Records
•••
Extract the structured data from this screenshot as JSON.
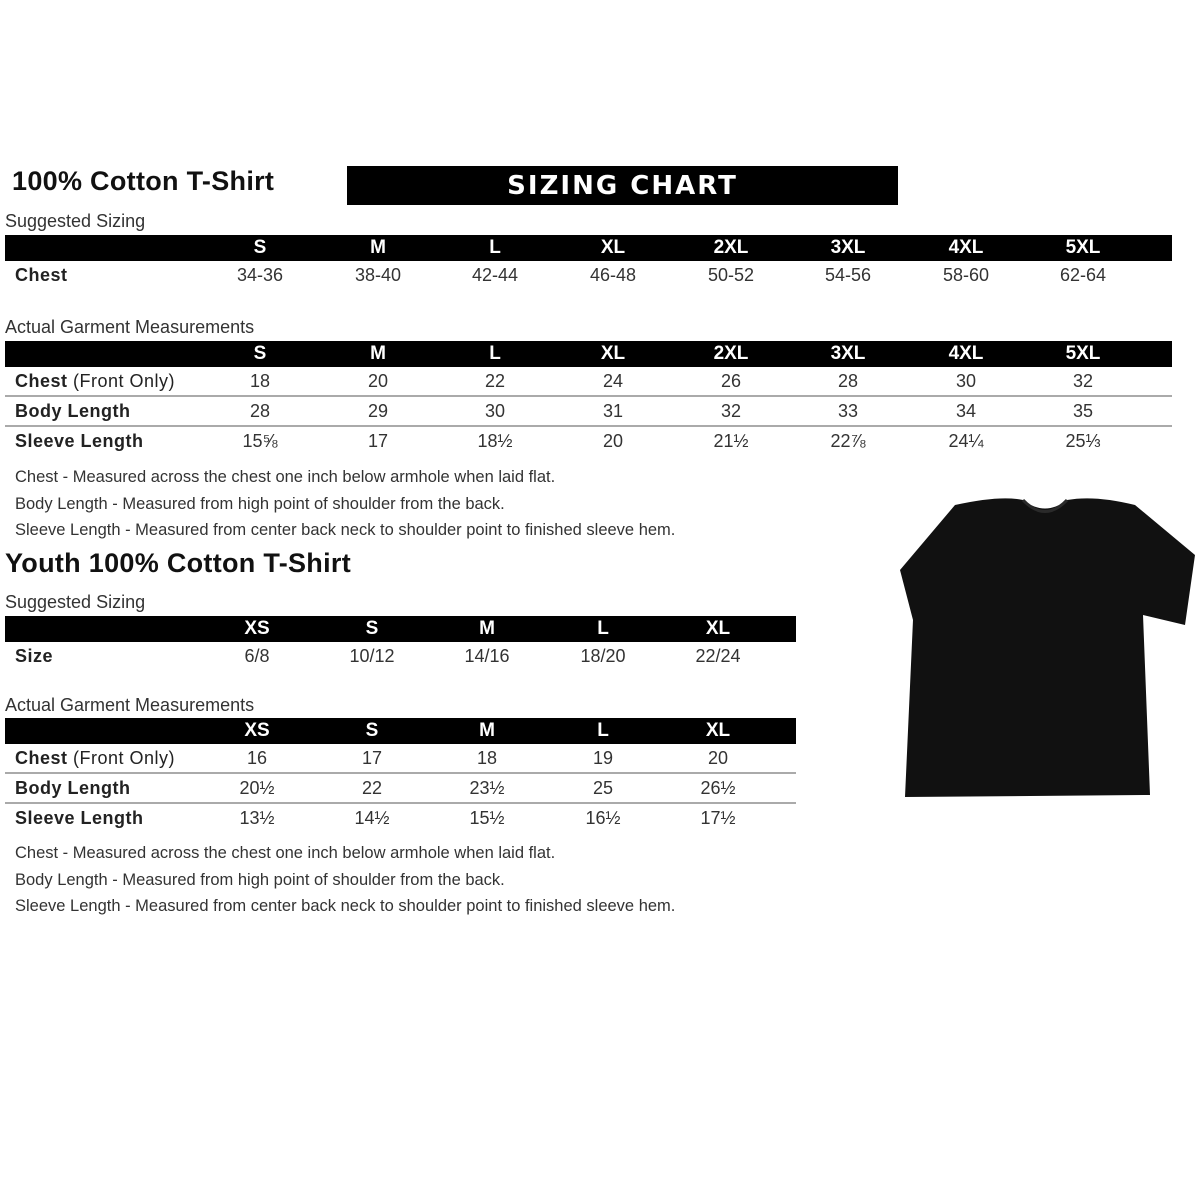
{
  "adult": {
    "title": "100% Cotton T-Shirt",
    "banner": "SIZING CHART",
    "suggested_label": "Suggested Sizing",
    "sizes": [
      "S",
      "M",
      "L",
      "XL",
      "2XL",
      "3XL",
      "4XL",
      "5XL"
    ],
    "suggested_rows": [
      {
        "label": "Chest",
        "label_note": "",
        "values": [
          "34-36",
          "38-40",
          "42-44",
          "46-48",
          "50-52",
          "54-56",
          "58-60",
          "62-64"
        ]
      }
    ],
    "actual_label": "Actual Garment Measurements",
    "actual_rows": [
      {
        "label": "Chest",
        "label_note": " (Front Only)",
        "values": [
          "18",
          "20",
          "22",
          "24",
          "26",
          "28",
          "30",
          "32"
        ]
      },
      {
        "label": "Body Length",
        "label_note": "",
        "values": [
          "28",
          "29",
          "30",
          "31",
          "32",
          "33",
          "34",
          "35"
        ]
      },
      {
        "label": "Sleeve Length",
        "label_note": "",
        "values": [
          "15⅝",
          "17",
          "18½",
          "20",
          "21½",
          "22⅞",
          "24¼",
          "25⅓"
        ]
      }
    ],
    "notes": [
      "Chest - Measured across the chest one inch below armhole when laid flat.",
      "Body Length - Measured from high point of shoulder from the back.",
      "Sleeve Length - Measured from center back neck to shoulder point to finished sleeve hem."
    ]
  },
  "youth": {
    "title": "Youth 100% Cotton T-Shirt",
    "suggested_label": "Suggested Sizing",
    "sizes": [
      "XS",
      "S",
      "M",
      "L",
      "XL"
    ],
    "suggested_rows": [
      {
        "label": "Size",
        "label_note": "",
        "values": [
          "6/8",
          "10/12",
          "14/16",
          "18/20",
          "22/24"
        ]
      }
    ],
    "actual_label": "Actual Garment Measurements",
    "actual_rows": [
      {
        "label": "Chest",
        "label_note": " (Front Only)",
        "values": [
          "16",
          "17",
          "18",
          "19",
          "20"
        ]
      },
      {
        "label": "Body Length",
        "label_note": "",
        "values": [
          "20½",
          "22",
          "23½",
          "25",
          "26½"
        ]
      },
      {
        "label": "Sleeve Length",
        "label_note": "",
        "values": [
          "13½",
          "14½",
          "15½",
          "16½",
          "17½"
        ]
      }
    ],
    "notes": [
      "Chest - Measured across the chest one inch below armhole when laid flat.",
      "Body Length - Measured from high point of shoulder from the back.",
      "Sleeve Length - Measured from center back neck to shoulder point to finished sleeve hem."
    ]
  },
  "image": {
    "icon": "black-tshirt-icon",
    "color": "#111111"
  }
}
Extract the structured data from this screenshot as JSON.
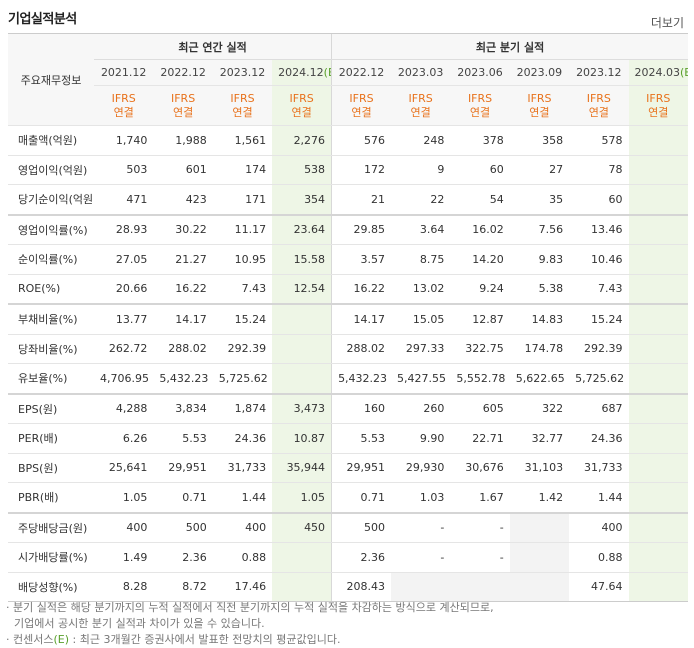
{
  "header": {
    "title": "기업실적분석",
    "more": "더보기"
  },
  "table": {
    "corner": "주요재무정보",
    "groups": [
      {
        "label": "최근 연간 실적",
        "span": 4
      },
      {
        "label": "최근 분기 실적",
        "span": 6
      }
    ],
    "columns": [
      {
        "period": "2021.12",
        "basis": "IFRS",
        "scope": "연결"
      },
      {
        "period": "2022.12",
        "basis": "IFRS",
        "scope": "연결"
      },
      {
        "period": "2023.12",
        "basis": "IFRS",
        "scope": "연결"
      },
      {
        "period": "2024.12",
        "estimate": "(E)",
        "basis": "IFRS",
        "scope": "연결"
      },
      {
        "period": "2022.12",
        "basis": "IFRS",
        "scope": "연결"
      },
      {
        "period": "2023.03",
        "basis": "IFRS",
        "scope": "연결"
      },
      {
        "period": "2023.06",
        "basis": "IFRS",
        "scope": "연결"
      },
      {
        "period": "2023.09",
        "basis": "IFRS",
        "scope": "연결"
      },
      {
        "period": "2023.12",
        "basis": "IFRS",
        "scope": "연결"
      },
      {
        "period": "2024.03",
        "estimate": "(E)",
        "basis": "IFRS",
        "scope": "연결"
      }
    ],
    "rows": [
      {
        "label": "매출액(억원)",
        "cells": [
          "1,740",
          "1,988",
          "1,561",
          "2,276",
          "576",
          "248",
          "378",
          "358",
          "578",
          null
        ]
      },
      {
        "label": "영업이익(억원)",
        "cells": [
          "503",
          "601",
          "174",
          "538",
          "172",
          "9",
          "60",
          "27",
          "78",
          null
        ]
      },
      {
        "label": "당기순이익(억원)",
        "cells": [
          "471",
          "423",
          "171",
          "354",
          "21",
          "22",
          "54",
          "35",
          "60",
          null
        ]
      },
      {
        "label": "영업이익률(%)",
        "cells": [
          "28.93",
          "30.22",
          "11.17",
          "23.64",
          "29.85",
          "3.64",
          "16.02",
          "7.56",
          "13.46",
          null
        ]
      },
      {
        "label": "순이익률(%)",
        "cells": [
          "27.05",
          "21.27",
          "10.95",
          "15.58",
          "3.57",
          "8.75",
          "14.20",
          "9.83",
          "10.46",
          null
        ]
      },
      {
        "label": "ROE(%)",
        "cells": [
          "20.66",
          "16.22",
          "7.43",
          "12.54",
          "16.22",
          "13.02",
          "9.24",
          "5.38",
          "7.43",
          null
        ]
      },
      {
        "label": "부채비율(%)",
        "cells": [
          "13.77",
          "14.17",
          "15.24",
          null,
          "14.17",
          "15.05",
          "12.87",
          "14.83",
          "15.24",
          null
        ]
      },
      {
        "label": "당좌비율(%)",
        "cells": [
          "262.72",
          "288.02",
          "292.39",
          null,
          "288.02",
          "297.33",
          "322.75",
          "174.78",
          "292.39",
          null
        ]
      },
      {
        "label": "유보율(%)",
        "cells": [
          "4,706.95",
          "5,432.23",
          "5,725.62",
          null,
          "5,432.23",
          "5,427.55",
          "5,552.78",
          "5,622.65",
          "5,725.62",
          null
        ]
      },
      {
        "label": "EPS(원)",
        "cells": [
          "4,288",
          "3,834",
          "1,874",
          "3,473",
          "160",
          "260",
          "605",
          "322",
          "687",
          null
        ]
      },
      {
        "label": "PER(배)",
        "cells": [
          "6.26",
          "5.53",
          "24.36",
          "10.87",
          "5.53",
          "9.90",
          "22.71",
          "32.77",
          "24.36",
          null
        ]
      },
      {
        "label": "BPS(원)",
        "cells": [
          "25,641",
          "29,951",
          "31,733",
          "35,944",
          "29,951",
          "29,930",
          "30,676",
          "31,103",
          "31,733",
          null
        ]
      },
      {
        "label": "PBR(배)",
        "cells": [
          "1.05",
          "0.71",
          "1.44",
          "1.05",
          "0.71",
          "1.03",
          "1.67",
          "1.42",
          "1.44",
          null
        ]
      },
      {
        "label": "주당배당금(원)",
        "cells": [
          "400",
          "500",
          "400",
          "450",
          "500",
          "-",
          "-",
          null,
          "400",
          null
        ]
      },
      {
        "label": "시가배당률(%)",
        "cells": [
          "1.49",
          "2.36",
          "0.88",
          null,
          "2.36",
          "-",
          "-",
          null,
          "0.88",
          null
        ]
      },
      {
        "label": "배당성향(%)",
        "cells": [
          "8.28",
          "8.72",
          "17.46",
          null,
          "208.43",
          null,
          null,
          null,
          "47.64",
          null
        ]
      }
    ],
    "group_breaks": [
      2,
      5,
      8,
      12
    ]
  },
  "notes": [
    {
      "text": "분기 실적은 해당 분기까지의 누적 실적에서 직전 분기까지의 누적 실적을 차감하는 방식으로 계산되므로,",
      "text2": "기업에서 공시한 분기 실적과 차이가 있을 수 있습니다."
    },
    {
      "text": "컨센서스",
      "mark": "(E)",
      "text2": " : 최근 3개월간 증권사에서 발표한 전망치의 평균값입니다."
    }
  ]
}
•••
» **What you need to do**
Repeat the material exactly as it reads, without any of its pictures.

» **Completed exercise**
Extract the structured data from this screenshot as JSON.
{
  "adult": {
    "title": "100% Cotton T-Shirt",
    "banner": "SIZING CHART",
    "suggested_label": "Suggested Sizing",
    "sizes": [
      "S",
      "M",
      "L",
      "XL",
      "2XL",
      "3XL",
      "4XL",
      "5XL"
    ],
    "suggested_rows": [
      {
        "label": "Chest",
        "label_note": "",
        "values": [
          "34-36",
          "38-40",
          "42-44",
          "46-48",
          "50-52",
          "54-56",
          "58-60",
          "62-64"
        ]
      }
    ],
    "actual_label": "Actual Garment Measurements",
    "actual_rows": [
      {
        "label": "Chest",
        "label_note": " (Front Only)",
        "values": [
          "18",
          "20",
          "22",
          "24",
          "26",
          "28",
          "30",
          "32"
        ]
      },
      {
        "label": "Body Length",
        "label_note": "",
        "values": [
          "28",
          "29",
          "30",
          "31",
          "32",
          "33",
          "34",
          "35"
        ]
      },
      {
        "label": "Sleeve Length",
        "label_note": "",
        "values": [
          "15⅝",
          "17",
          "18½",
          "20",
          "21½",
          "22⅞",
          "24¼",
          "25⅓"
        ]
      }
    ],
    "notes": [
      "Chest - Measured across the chest one inch below armhole when laid flat.",
      "Body Length - Measured from high point of shoulder from the back.",
      "Sleeve Length - Measured from center back neck to shoulder point to finished sleeve hem."
    ]
  },
  "youth": {
    "title": "Youth 100% Cotton T-Shirt",
    "suggested_label": "Suggested Sizing",
    "sizes": [
      "XS",
      "S",
      "M",
      "L",
      "XL"
    ],
    "suggested_rows": [
      {
        "label": "Size",
        "label_note": "",
        "values": [
          "6/8",
          "10/12",
          "14/16",
          "18/20",
          "22/24"
        ]
      }
    ],
    "actual_label": "Actual Garment Measurements",
    "actual_rows": [
      {
        "label": "Chest",
        "label_note": " (Front Only)",
        "values": [
          "16",
          "17",
          "18",
          "19",
          "20"
        ]
      },
      {
        "label": "Body Length",
        "label_note": "",
        "values": [
          "20½",
          "22",
          "23½",
          "25",
          "26½"
        ]
      },
      {
        "label": "Sleeve Length",
        "label_note": "",
        "values": [
          "13½",
          "14½",
          "15½",
          "16½",
          "17½"
        ]
      }
    ],
    "notes": [
      "Chest - Measured across the chest one inch below armhole when laid flat.",
      "Body Length - Measured from high point of shoulder from the back.",
      "Sleeve Length - Measured from center back neck to shoulder point to finished sleeve hem."
    ]
  },
  "image": {
    "icon": "black-tshirt-icon",
    "color": "#111111"
  }
}
Extract the structured data from this screenshot as JSON.
{
  "header": {
    "title": "기업실적분석",
    "more": "더보기"
  },
  "table": {
    "corner": "주요재무정보",
    "groups": [
      {
        "label": "최근 연간 실적",
        "span": 4
      },
      {
        "label": "최근 분기 실적",
        "span": 6
      }
    ],
    "columns": [
      {
        "period": "2021.12",
        "basis": "IFRS",
        "scope": "연결"
      },
      {
        "period": "2022.12",
        "basis": "IFRS",
        "scope": "연결"
      },
      {
        "period": "2023.12",
        "basis": "IFRS",
        "scope": "연결"
      },
      {
        "period": "2024.12",
        "estimate": "(E)",
        "basis": "IFRS",
        "scope": "연결"
      },
      {
        "period": "2022.12",
        "basis": "IFRS",
        "scope": "연결"
      },
      {
        "period": "2023.03",
        "basis": "IFRS",
        "scope": "연결"
      },
      {
        "period": "2023.06",
        "basis": "IFRS",
        "scope": "연결"
      },
      {
        "period": "2023.09",
        "basis": "IFRS",
        "scope": "연결"
      },
      {
        "period": "2023.12",
        "basis": "IFRS",
        "scope": "연결"
      },
      {
        "period": "2024.03",
        "estimate": "(E)",
        "basis": "IFRS",
        "scope": "연결"
      }
    ],
    "rows": [
      {
        "label": "매출액(억원)",
        "cells": [
          "1,740",
          "1,988",
          "1,561",
          "2,276",
          "576",
          "248",
          "378",
          "358",
          "578",
          null
        ]
      },
      {
        "label": "영업이익(억원)",
        "cells": [
          "503",
          "601",
          "174",
          "538",
          "172",
          "9",
          "60",
          "27",
          "78",
          null
        ]
      },
      {
        "label": "당기순이익(억원)",
        "cells": [
          "471",
          "423",
          "171",
          "354",
          "21",
          "22",
          "54",
          "35",
          "60",
          null
        ]
      },
      {
        "label": "영업이익률(%)",
        "cells": [
          "28.93",
          "30.22",
          "11.17",
          "23.64",
          "29.85",
          "3.64",
          "16.02",
          "7.56",
          "13.46",
          null
        ]
      },
      {
        "label": "순이익률(%)",
        "cells": [
          "27.05",
          "21.27",
          "10.95",
          "15.58",
          "3.57",
          "8.75",
          "14.20",
          "9.83",
          "10.46",
          null
        ]
      },
      {
        "label": "ROE(%)",
        "cells": [
          "20.66",
          "16.22",
          "7.43",
          "12.54",
          "16.22",
          "13.02",
          "9.24",
          "5.38",
          "7.43",
          null
        ]
      },
      {
        "label": "부채비율(%)",
        "cells": [
          "13.77",
          "14.17",
          "15.24",
          null,
          "14.17",
          "15.05",
          "12.87",
          "14.83",
          "15.24",
          null
        ]
      },
      {
        "label": "당좌비율(%)",
        "cells": [
          "262.72",
          "288.02",
          "292.39",
          null,
          "288.02",
          "297.33",
          "322.75",
          "174.78",
          "292.39",
          null
        ]
      },
      {
        "label": "유보율(%)",
        "cells": [
          "4,706.95",
          "5,432.23",
          "5,725.62",
          null,
          "5,432.23",
          "5,427.55",
          "5,552.78",
          "5,622.65",
          "5,725.62",
          null
        ]
      },
      {
        "label": "EPS(원)",
        "cells": [
          "4,288",
          "3,834",
          "1,874",
          "3,473",
          "160",
          "260",
          "605",
          "322",
          "687",
          null
        ]
      },
      {
        "label": "PER(배)",
        "cells": [
          "6.26",
          "5.53",
          "24.36",
          "10.87",
          "5.53",
          "9.90",
          "22.71",
          "32.77",
          "24.36",
          null
        ]
      },
      {
        "label": "BPS(원)",
        "cells": [
          "25,641",
          "29,951",
          "31,733",
          "35,944",
          "29,951",
          "29,930",
          "30,676",
          "31,103",
          "31,733",
          null
        ]
      },
      {
        "label": "PBR(배)",
        "cells": [
          "1.05",
          "0.71",
          "1.44",
          "1.05",
          "0.71",
          "1.03",
          "1.67",
          "1.42",
          "1.44",
          null
        ]
      },
      {
        "label": "주당배당금(원)",
        "cells": [
          "400",
          "500",
          "400",
          "450",
          "500",
          "-",
          "-",
          null,
          "400",
          null
        ]
      },
      {
        "label": "시가배당률(%)",
        "cells": [
          "1.49",
          "2.36",
          "0.88",
          null,
          "2.36",
          "-",
          "-",
          null,
          "0.88",
          null
        ]
      },
      {
        "label": "배당성향(%)",
        "cells": [
          "8.28",
          "8.72",
          "17.46",
          null,
          "208.43",
          null,
          null,
          null,
          "47.64",
          null
        ]
      }
    ],
    "group_breaks": [
      2,
      5,
      8,
      12
    ]
  },
  "notes": [
    {
      "text": "분기 실적은 해당 분기까지의 누적 실적에서 직전 분기까지의 누적 실적을 차감하는 방식으로 계산되므로,",
      "text2": "기업에서 공시한 분기 실적과 차이가 있을 수 있습니다."
    },
    {
      "text": "컨센서스",
      "mark": "(E)",
      "text2": " : 최근 3개월간 증권사에서 발표한 전망치의 평균값입니다."
    }
  ]
}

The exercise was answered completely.